__TAREA__. En el texto sobre el encuentro con una persona conocida, sustituye "coincidencia" por "casualidad" y reescribe todo lo que va desde "Claro, pareciera que" hasta "y sus sorpresas.".

__FRAGMENTO DEL DOCUMENTO__.

****

Caminas por algún lugar y ves a una persona conocida. La analizas, buscas en su rostro los gestos que le den identidad, pero los recuerdos perecen y no hay registros, a pesar de que el corazón te dice que sí, que conoces a ese individuo.
Avanzas cambiando la mirada, volviéndola siempre a esa persona, como queriendo hacer un contacto visual envalentonado, a propósito. Te estás acercando y sólo esperas que te reconozca, a ver si el comienzo de una conversación casual te devuelve la memoria.
Y las miradas se cruzan, se enlazan como los cordones de los zapatos que los niños amarran; tan sólo dura unos segundos, pero detrás hay una verdadera conexión que se siente entre la distancia.
Claro, pareciera que los separan silencios y complicidades, pero hay una seguridad que se entiende, incluso, desde la circunstancia ajena, y que refiere a la pura coincidencia de encontrarse, de reconocerse, de obviarse con la certeza de haberse entendido, a pesar de esa omisión media forzada.
Ahí hay belleza. En el silencio. Porque se deja abierta una oportunidad cierta y que, muchas veces, dejamos pasar. Como a esa persona. Como la vida y sus sorpresas.

****

(Datos de segmentación de página)
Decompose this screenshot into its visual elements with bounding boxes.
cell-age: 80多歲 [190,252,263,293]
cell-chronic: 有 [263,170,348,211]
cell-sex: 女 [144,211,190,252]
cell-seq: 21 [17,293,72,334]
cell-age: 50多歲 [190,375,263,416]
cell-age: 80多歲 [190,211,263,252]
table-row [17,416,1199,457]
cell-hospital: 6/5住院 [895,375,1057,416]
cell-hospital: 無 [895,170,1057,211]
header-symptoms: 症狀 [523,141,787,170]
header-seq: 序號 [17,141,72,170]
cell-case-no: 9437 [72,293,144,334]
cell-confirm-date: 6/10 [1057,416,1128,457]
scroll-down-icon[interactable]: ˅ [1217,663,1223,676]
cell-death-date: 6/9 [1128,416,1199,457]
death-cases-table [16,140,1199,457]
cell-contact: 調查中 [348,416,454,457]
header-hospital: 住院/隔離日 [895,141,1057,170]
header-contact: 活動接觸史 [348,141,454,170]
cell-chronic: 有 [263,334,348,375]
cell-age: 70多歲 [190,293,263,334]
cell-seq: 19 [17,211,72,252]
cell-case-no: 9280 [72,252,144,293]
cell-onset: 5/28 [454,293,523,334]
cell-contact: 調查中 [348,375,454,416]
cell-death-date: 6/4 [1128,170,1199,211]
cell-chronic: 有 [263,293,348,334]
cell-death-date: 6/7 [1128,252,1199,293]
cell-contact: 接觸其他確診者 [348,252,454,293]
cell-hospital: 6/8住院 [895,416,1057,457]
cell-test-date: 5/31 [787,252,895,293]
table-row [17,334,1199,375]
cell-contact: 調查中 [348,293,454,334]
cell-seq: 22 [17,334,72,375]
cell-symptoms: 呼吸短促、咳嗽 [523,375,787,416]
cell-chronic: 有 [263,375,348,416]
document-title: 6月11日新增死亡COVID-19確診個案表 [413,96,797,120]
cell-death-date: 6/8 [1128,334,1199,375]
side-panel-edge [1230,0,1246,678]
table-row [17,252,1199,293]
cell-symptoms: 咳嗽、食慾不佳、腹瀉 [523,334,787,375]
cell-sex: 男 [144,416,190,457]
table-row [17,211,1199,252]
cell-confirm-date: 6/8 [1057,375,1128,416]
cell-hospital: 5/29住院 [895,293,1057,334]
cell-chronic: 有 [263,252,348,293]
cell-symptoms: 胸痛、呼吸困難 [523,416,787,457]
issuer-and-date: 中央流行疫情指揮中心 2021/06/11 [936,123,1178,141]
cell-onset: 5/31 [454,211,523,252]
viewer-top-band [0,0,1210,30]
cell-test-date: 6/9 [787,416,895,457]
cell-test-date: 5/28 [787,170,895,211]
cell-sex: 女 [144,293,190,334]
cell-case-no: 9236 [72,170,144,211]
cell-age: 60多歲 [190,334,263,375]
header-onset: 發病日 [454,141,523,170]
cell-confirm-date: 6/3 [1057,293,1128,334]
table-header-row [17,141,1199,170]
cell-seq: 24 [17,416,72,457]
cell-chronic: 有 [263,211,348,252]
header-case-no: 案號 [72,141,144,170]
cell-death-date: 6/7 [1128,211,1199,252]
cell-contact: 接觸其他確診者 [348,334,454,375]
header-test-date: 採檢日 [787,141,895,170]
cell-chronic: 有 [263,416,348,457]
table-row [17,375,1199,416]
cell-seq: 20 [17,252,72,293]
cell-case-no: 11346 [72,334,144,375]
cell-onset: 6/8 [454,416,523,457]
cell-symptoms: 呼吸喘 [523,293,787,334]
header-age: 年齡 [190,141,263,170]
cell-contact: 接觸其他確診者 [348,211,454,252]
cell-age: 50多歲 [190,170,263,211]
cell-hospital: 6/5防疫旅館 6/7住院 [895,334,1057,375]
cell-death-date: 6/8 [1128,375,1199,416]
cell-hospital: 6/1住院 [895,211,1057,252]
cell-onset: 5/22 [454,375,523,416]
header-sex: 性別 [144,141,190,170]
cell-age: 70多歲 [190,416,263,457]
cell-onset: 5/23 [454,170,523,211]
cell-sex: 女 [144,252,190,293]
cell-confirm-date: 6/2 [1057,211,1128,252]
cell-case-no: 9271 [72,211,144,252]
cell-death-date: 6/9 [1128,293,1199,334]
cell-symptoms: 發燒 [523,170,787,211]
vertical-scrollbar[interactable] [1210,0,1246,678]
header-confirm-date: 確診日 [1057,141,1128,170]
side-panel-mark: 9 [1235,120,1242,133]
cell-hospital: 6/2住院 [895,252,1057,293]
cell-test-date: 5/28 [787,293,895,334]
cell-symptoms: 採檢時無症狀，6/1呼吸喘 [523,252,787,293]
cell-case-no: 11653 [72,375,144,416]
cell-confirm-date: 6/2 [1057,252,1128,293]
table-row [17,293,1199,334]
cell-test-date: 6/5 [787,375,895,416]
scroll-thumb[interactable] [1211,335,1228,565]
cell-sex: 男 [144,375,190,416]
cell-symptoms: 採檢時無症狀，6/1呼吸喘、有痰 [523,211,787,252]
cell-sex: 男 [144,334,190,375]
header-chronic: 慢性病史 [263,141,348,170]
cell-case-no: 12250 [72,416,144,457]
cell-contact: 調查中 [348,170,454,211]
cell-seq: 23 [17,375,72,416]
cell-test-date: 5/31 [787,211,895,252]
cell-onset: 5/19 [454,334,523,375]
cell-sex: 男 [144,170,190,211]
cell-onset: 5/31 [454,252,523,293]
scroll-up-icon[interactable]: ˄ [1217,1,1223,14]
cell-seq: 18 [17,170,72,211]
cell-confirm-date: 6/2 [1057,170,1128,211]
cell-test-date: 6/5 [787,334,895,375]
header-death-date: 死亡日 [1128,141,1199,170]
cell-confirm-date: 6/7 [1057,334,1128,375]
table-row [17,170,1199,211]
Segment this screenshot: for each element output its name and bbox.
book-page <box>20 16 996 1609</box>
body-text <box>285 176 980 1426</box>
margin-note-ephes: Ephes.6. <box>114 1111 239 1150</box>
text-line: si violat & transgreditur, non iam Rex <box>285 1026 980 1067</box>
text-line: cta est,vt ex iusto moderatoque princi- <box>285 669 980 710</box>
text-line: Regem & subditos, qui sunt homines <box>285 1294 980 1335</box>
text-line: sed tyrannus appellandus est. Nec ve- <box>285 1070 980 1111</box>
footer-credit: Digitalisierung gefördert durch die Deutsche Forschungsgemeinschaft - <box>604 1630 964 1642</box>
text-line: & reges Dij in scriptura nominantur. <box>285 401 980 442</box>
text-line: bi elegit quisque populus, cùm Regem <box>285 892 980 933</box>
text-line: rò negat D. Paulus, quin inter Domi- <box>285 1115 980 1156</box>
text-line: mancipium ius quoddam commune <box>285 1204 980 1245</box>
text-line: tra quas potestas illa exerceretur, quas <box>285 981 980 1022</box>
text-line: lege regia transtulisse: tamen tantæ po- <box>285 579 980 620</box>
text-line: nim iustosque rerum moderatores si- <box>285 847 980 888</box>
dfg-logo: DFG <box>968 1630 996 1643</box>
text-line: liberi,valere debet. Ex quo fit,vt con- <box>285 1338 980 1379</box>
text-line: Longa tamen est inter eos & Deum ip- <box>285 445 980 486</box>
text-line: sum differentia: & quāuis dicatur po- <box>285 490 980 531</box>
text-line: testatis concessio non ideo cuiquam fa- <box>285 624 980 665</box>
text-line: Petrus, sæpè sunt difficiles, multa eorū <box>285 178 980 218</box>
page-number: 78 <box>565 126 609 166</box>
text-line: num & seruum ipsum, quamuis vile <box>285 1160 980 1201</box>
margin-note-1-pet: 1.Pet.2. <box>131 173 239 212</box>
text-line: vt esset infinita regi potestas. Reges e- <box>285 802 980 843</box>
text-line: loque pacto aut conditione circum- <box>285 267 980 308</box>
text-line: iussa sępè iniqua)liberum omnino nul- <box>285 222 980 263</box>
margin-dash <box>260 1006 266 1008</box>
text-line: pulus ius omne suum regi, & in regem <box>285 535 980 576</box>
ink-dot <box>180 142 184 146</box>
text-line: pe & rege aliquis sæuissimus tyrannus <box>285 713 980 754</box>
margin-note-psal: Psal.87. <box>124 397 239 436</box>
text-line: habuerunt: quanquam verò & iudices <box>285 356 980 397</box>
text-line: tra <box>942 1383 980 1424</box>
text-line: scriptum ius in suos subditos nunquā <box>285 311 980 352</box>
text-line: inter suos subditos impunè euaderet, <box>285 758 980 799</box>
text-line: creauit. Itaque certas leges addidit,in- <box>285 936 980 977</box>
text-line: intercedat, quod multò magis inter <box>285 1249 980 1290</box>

****

__RESPUESTA__.
Claro, pareciera que los separan silencios y complicidades, pero hay una seguridad que se entiende, incluso, desde la circunstancia ajena, y que refiere a la pura casualidad de encontrarse, de reconocerse, de obviarse con la certeza de haberse entendido, a pesar de esa omisión media forzada.
Ahí hay belleza. En el silencio. Porque se deja abierta una oportunidad cierta y que, muchas veces, dejamos pasar. Como a esa persona. Como la vida y sus sorpresas.